• _Task goal_
Retype every entry in its entirety, without alteration.

• _Exercise input_
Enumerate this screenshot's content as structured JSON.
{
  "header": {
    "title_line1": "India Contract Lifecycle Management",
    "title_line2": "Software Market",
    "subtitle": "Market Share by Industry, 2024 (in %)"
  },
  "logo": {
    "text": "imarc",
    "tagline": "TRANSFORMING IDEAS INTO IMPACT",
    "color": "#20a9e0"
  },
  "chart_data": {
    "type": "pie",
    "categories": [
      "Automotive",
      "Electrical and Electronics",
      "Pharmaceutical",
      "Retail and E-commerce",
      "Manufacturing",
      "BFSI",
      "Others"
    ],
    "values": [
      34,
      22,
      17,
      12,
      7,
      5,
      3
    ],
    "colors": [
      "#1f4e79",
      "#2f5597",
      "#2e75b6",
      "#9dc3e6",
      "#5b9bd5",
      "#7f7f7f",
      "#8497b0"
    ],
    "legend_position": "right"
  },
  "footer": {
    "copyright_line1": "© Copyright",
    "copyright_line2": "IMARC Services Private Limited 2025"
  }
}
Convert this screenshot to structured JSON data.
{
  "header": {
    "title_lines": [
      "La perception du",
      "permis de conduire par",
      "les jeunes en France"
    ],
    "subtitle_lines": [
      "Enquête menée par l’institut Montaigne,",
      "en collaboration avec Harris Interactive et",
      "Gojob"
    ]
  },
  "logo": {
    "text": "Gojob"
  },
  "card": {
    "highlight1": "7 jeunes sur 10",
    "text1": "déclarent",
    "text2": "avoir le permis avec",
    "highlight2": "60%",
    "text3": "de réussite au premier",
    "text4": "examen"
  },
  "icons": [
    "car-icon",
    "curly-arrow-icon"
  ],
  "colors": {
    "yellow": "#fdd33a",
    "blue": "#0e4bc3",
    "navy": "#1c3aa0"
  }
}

• _Task response_
Enumerate this screenshot's content as structured JSON.
{
  "header": {
    "title_line1": "India Contract Lifecycle Management",
    "title_line2": "Software Market",
    "subtitle": "Market Share by Industry, 2024 (in %)"
  },
  "logo": {
    "text": "imarc",
    "tagline": "TRANSFORMING IDEAS INTO IMPACT",
    "color": "#20a9e0"
  },
  "chart_data": {
    "type": "pie",
    "categories": [
      "Automotive",
      "Electrical and Electronics",
      "Pharmaceutical",
      "Retail and E-commerce",
      "Manufacturing",
      "BFSI",
      "Others"
    ],
    "values": [
      34,
      22,
      17,
      12,
      7,
      5,
      3
    ],
    "colors": [
      "#1f4e79",
      "#2f5597",
      "#2e75b6",
      "#9dc3e6",
      "#5b9bd5",
      "#7f7f7f",
      "#8497b0"
    ],
    "legend_position": "right"
  },
  "footer": {
    "copyright_line1": "© Copyright",
    "copyright_line2": "IMARC Services Private Limited 2025"
  }
}
Convert this screenshot to structured JSON data.
{
  "header": {
    "title_lines": [
      "La perception du",
      "permis de conduire par",
      "les jeunes en France"
    ],
    "subtitle_lines": [
      "Enquête menée par l’institut Montaigne,",
      "en collaboration avec Harris Interactive et",
      "Gojob"
    ]
  },
  "logo": {
    "text": "Gojob"
  },
  "card": {
    "highlight1": "7 jeunes sur 10",
    "text1": "déclarent",
    "text2": "avoir le permis avec",
    "highlight2": "60%",
    "text3": "de réussite au premier",
    "text4": "examen"
  },
  "icons": [
    "car-icon",
    "curly-arrow-icon"
  ],
  "colors": {
    "yellow": "#fdd33a",
    "blue": "#0e4bc3",
    "navy": "#1c3aa0"
  }
}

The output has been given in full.